### WHAT IS EXPECTED
The records below should be written out again, exactly.

Data items
■ ■ ■ ■ ■
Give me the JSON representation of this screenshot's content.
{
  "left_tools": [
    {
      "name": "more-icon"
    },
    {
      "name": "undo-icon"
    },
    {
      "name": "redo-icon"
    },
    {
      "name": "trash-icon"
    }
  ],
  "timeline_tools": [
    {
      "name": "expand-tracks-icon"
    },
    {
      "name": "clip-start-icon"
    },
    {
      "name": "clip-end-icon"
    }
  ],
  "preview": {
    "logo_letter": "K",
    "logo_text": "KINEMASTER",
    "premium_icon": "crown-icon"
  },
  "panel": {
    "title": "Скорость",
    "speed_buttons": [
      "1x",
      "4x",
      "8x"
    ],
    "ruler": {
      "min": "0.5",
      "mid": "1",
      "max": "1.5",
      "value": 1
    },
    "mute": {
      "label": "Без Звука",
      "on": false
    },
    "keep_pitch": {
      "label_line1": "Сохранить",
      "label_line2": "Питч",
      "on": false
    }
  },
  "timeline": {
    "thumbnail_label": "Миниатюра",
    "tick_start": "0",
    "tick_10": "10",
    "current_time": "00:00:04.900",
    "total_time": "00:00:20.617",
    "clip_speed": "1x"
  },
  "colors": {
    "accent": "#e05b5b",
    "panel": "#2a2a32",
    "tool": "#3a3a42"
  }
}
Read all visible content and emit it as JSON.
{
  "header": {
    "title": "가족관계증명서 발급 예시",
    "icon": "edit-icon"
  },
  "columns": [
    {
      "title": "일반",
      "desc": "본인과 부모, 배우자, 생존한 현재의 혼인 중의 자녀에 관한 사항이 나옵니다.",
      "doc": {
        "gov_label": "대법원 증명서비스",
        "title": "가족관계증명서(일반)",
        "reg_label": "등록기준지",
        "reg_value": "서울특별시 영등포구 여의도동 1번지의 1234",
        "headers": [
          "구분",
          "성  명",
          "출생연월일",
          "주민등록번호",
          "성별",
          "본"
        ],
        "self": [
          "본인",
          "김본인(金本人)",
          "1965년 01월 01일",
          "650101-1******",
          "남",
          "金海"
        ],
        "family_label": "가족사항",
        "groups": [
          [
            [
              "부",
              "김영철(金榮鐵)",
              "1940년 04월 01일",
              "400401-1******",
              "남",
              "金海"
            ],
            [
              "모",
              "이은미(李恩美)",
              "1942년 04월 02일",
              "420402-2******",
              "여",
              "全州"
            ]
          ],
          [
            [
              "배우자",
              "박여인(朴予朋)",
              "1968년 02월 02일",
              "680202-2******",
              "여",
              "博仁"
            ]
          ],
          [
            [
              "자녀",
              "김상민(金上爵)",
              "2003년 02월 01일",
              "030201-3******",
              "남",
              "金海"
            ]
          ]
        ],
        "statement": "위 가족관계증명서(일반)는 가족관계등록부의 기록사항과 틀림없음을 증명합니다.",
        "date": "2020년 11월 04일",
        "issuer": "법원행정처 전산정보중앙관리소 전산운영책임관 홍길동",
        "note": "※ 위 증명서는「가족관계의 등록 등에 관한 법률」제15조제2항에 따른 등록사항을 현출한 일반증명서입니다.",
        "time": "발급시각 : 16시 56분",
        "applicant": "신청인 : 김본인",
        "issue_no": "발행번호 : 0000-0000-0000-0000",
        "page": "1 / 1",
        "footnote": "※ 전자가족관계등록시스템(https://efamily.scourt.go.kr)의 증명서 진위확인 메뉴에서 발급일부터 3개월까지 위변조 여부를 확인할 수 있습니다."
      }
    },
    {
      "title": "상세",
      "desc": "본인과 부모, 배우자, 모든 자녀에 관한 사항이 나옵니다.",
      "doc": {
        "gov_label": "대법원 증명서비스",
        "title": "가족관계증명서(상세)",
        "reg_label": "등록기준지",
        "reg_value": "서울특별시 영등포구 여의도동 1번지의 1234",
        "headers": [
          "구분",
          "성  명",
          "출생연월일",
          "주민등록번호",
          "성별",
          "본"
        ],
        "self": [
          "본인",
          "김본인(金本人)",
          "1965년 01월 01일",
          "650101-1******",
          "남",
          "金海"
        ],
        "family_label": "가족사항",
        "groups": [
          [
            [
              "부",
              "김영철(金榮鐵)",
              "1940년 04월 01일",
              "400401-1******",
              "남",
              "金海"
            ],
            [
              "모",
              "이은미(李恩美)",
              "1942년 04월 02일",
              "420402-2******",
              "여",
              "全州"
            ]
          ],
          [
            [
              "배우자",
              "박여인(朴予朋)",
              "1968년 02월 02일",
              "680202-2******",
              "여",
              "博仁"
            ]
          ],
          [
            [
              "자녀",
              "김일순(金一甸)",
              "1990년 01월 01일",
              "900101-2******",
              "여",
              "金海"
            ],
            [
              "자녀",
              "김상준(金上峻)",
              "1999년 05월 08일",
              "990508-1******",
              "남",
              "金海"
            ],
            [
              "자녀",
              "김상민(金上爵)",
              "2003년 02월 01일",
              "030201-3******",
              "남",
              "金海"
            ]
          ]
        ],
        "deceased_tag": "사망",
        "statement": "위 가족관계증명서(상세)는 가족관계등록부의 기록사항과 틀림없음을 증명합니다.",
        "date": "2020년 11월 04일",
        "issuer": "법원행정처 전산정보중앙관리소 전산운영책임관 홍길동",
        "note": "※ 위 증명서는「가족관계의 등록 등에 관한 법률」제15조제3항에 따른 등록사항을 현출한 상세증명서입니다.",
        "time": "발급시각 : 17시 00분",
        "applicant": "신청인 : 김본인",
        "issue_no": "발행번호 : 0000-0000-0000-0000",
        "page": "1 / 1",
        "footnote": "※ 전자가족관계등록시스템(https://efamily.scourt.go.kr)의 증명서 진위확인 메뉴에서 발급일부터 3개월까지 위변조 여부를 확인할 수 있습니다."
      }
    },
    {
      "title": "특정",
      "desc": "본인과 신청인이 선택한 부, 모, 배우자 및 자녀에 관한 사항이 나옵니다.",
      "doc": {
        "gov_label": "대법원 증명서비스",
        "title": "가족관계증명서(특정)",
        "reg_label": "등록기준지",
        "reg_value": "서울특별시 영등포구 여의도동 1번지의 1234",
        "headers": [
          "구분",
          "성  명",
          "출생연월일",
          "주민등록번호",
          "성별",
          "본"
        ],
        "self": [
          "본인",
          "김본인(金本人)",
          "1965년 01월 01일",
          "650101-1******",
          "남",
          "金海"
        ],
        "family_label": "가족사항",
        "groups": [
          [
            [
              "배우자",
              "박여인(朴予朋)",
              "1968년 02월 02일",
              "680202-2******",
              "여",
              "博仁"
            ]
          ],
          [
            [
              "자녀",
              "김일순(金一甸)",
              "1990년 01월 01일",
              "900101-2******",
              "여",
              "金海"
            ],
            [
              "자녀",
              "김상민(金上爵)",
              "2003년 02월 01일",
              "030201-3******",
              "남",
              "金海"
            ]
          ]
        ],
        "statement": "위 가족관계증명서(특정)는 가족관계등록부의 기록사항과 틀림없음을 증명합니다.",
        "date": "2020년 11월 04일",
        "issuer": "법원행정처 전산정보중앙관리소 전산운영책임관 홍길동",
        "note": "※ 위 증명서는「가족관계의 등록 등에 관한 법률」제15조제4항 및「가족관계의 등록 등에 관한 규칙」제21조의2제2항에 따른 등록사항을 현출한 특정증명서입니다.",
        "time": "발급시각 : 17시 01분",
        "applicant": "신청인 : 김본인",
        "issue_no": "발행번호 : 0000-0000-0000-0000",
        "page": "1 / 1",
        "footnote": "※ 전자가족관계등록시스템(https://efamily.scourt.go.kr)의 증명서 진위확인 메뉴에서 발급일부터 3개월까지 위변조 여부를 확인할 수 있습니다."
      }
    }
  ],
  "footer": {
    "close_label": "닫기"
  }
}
■ ■ ■ ■ ■
### SOLUTION
Give me the JSON representation of this screenshot's content.
{
  "left_tools": [
    {
      "name": "more-icon"
    },
    {
      "name": "undo-icon"
    },
    {
      "name": "redo-icon"
    },
    {
      "name": "trash-icon"
    }
  ],
  "timeline_tools": [
    {
      "name": "expand-tracks-icon"
    },
    {
      "name": "clip-start-icon"
    },
    {
      "name": "clip-end-icon"
    }
  ],
  "preview": {
    "logo_letter": "K",
    "logo_text": "KINEMASTER",
    "premium_icon": "crown-icon"
  },
  "panel": {
    "title": "Скорость",
    "speed_buttons": [
      "1x",
      "4x",
      "8x"
    ],
    "ruler": {
      "min": "0.5",
      "mid": "1",
      "max": "1.5",
      "value": 1
    },
    "mute": {
      "label": "Без Звука",
      "on": false
    },
    "keep_pitch": {
      "label_line1": "Сохранить",
      "label_line2": "Питч",
      "on": false
    }
  },
  "timeline": {
    "thumbnail_label": "Миниатюра",
    "tick_start": "0",
    "tick_10": "10",
    "current_time": "00:00:04.900",
    "total_time": "00:00:20.617",
    "clip_speed": "1x"
  },
  "colors": {
    "accent": "#e05b5b",
    "panel": "#2a2a32",
    "tool": "#3a3a42"
  }
}
Read all visible content and emit it as JSON.
{
  "header": {
    "title": "가족관계증명서 발급 예시",
    "icon": "edit-icon"
  },
  "columns": [
    {
      "title": "일반",
      "desc": "본인과 부모, 배우자, 생존한 현재의 혼인 중의 자녀에 관한 사항이 나옵니다.",
      "doc": {
        "gov_label": "대법원 증명서비스",
        "title": "가족관계증명서(일반)",
        "reg_label": "등록기준지",
        "reg_value": "서울특별시 영등포구 여의도동 1번지의 1234",
        "headers": [
          "구분",
          "성  명",
          "출생연월일",
          "주민등록번호",
          "성별",
          "본"
        ],
        "self": [
          "본인",
          "김본인(金本人)",
          "1965년 01월 01일",
          "650101-1******",
          "남",
          "金海"
        ],
        "family_label": "가족사항",
        "groups": [
          [
            [
              "부",
              "김영철(金榮鐵)",
              "1940년 04월 01일",
              "400401-1******",
              "남",
              "金海"
            ],
            [
              "모",
              "이은미(李恩美)",
              "1942년 04월 02일",
              "420402-2******",
              "여",
              "全州"
            ]
          ],
          [
            [
              "배우자",
              "박여인(朴予朋)",
              "1968년 02월 02일",
              "680202-2******",
              "여",
              "博仁"
            ]
          ],
          [
            [
              "자녀",
              "김상민(金上爵)",
              "2003년 02월 01일",
              "030201-3******",
              "남",
              "金海"
            ]
          ]
        ],
        "statement": "위 가족관계증명서(일반)는 가족관계등록부의 기록사항과 틀림없음을 증명합니다.",
        "date": "2020년 11월 04일",
        "issuer": "법원행정처 전산정보중앙관리소 전산운영책임관 홍길동",
        "note": "※ 위 증명서는「가족관계의 등록 등에 관한 법률」제15조제2항에 따른 등록사항을 현출한 일반증명서입니다.",
        "time": "발급시각 : 16시 56분",
        "applicant": "신청인 : 김본인",
        "issue_no": "발행번호 : 0000-0000-0000-0000",
        "page": "1 / 1",
        "footnote": "※ 전자가족관계등록시스템(https://efamily.scourt.go.kr)의 증명서 진위확인 메뉴에서 발급일부터 3개월까지 위변조 여부를 확인할 수 있습니다."
      }
    },
    {
      "title": "상세",
      "desc": "본인과 부모, 배우자, 모든 자녀에 관한 사항이 나옵니다.",
      "doc": {
        "gov_label": "대법원 증명서비스",
        "title": "가족관계증명서(상세)",
        "reg_label": "등록기준지",
        "reg_value": "서울특별시 영등포구 여의도동 1번지의 1234",
        "headers": [
          "구분",
          "성  명",
          "출생연월일",
          "주민등록번호",
          "성별",
          "본"
        ],
        "self": [
          "본인",
          "김본인(金本人)",
          "1965년 01월 01일",
          "650101-1******",
          "남",
          "金海"
        ],
        "family_label": "가족사항",
        "groups": [
          [
            [
              "부",
              "김영철(金榮鐵)",
              "1940년 04월 01일",
              "400401-1******",
              "남",
              "金海"
            ],
            [
              "모",
              "이은미(李恩美)",
              "1942년 04월 02일",
              "420402-2******",
              "여",
              "全州"
            ]
          ],
          [
            [
              "배우자",
              "박여인(朴予朋)",
              "1968년 02월 02일",
              "680202-2******",
              "여",
              "博仁"
            ]
          ],
          [
            [
              "자녀",
              "김일순(金一甸)",
              "1990년 01월 01일",
              "900101-2******",
              "여",
              "金海"
            ],
            [
              "자녀",
              "김상준(金上峻)",
              "1999년 05월 08일",
              "990508-1******",
              "남",
              "金海"
            ],
            [
              "자녀",
              "김상민(金上爵)",
              "2003년 02월 01일",
              "030201-3******",
              "남",
              "金海"
            ]
          ]
        ],
        "deceased_tag": "사망",
        "statement": "위 가족관계증명서(상세)는 가족관계등록부의 기록사항과 틀림없음을 증명합니다.",
        "date": "2020년 11월 04일",
        "issuer": "법원행정처 전산정보중앙관리소 전산운영책임관 홍길동",
        "note": "※ 위 증명서는「가족관계의 등록 등에 관한 법률」제15조제3항에 따른 등록사항을 현출한 상세증명서입니다.",
        "time": "발급시각 : 17시 00분",
        "applicant": "신청인 : 김본인",
        "issue_no": "발행번호 : 0000-0000-0000-0000",
        "page": "1 / 1",
        "footnote": "※ 전자가족관계등록시스템(https://efamily.scourt.go.kr)의 증명서 진위확인 메뉴에서 발급일부터 3개월까지 위변조 여부를 확인할 수 있습니다."
      }
    },
    {
      "title": "특정",
      "desc": "본인과 신청인이 선택한 부, 모, 배우자 및 자녀에 관한 사항이 나옵니다.",
      "doc": {
        "gov_label": "대법원 증명서비스",
        "title": "가족관계증명서(특정)",
        "reg_label": "등록기준지",
        "reg_value": "서울특별시 영등포구 여의도동 1번지의 1234",
        "headers": [
          "구분",
          "성  명",
          "출생연월일",
          "주민등록번호",
          "성별",
          "본"
        ],
        "self": [
          "본인",
          "김본인(金本人)",
          "1965년 01월 01일",
          "650101-1******",
          "남",
          "金海"
        ],
        "family_label": "가족사항",
        "groups": [
          [
            [
              "배우자",
              "박여인(朴予朋)",
              "1968년 02월 02일",
              "680202-2******",
              "여",
              "博仁"
            ]
          ],
          [
            [
              "자녀",
              "김일순(金一甸)",
              "1990년 01월 01일",
              "900101-2******",
              "여",
              "金海"
            ],
            [
              "자녀",
              "김상민(金上爵)",
              "2003년 02월 01일",
              "030201-3******",
              "남",
              "金海"
            ]
          ]
        ],
        "statement": "위 가족관계증명서(특정)는 가족관계등록부의 기록사항과 틀림없음을 증명합니다.",
        "date": "2020년 11월 04일",
        "issuer": "법원행정처 전산정보중앙관리소 전산운영책임관 홍길동",
        "note": "※ 위 증명서는「가족관계의 등록 등에 관한 법률」제15조제4항 및「가족관계의 등록 등에 관한 규칙」제21조의2제2항에 따른 등록사항을 현출한 특정증명서입니다.",
        "time": "발급시각 : 17시 01분",
        "applicant": "신청인 : 김본인",
        "issue_no": "발행번호 : 0000-0000-0000-0000",
        "page": "1 / 1",
        "footnote": "※ 전자가족관계등록시스템(https://efamily.scourt.go.kr)의 증명서 진위확인 메뉴에서 발급일부터 3개월까지 위변조 여부를 확인할 수 있습니다."
      }
    }
  ],
  "footer": {
    "close_label": "닫기"
  }
}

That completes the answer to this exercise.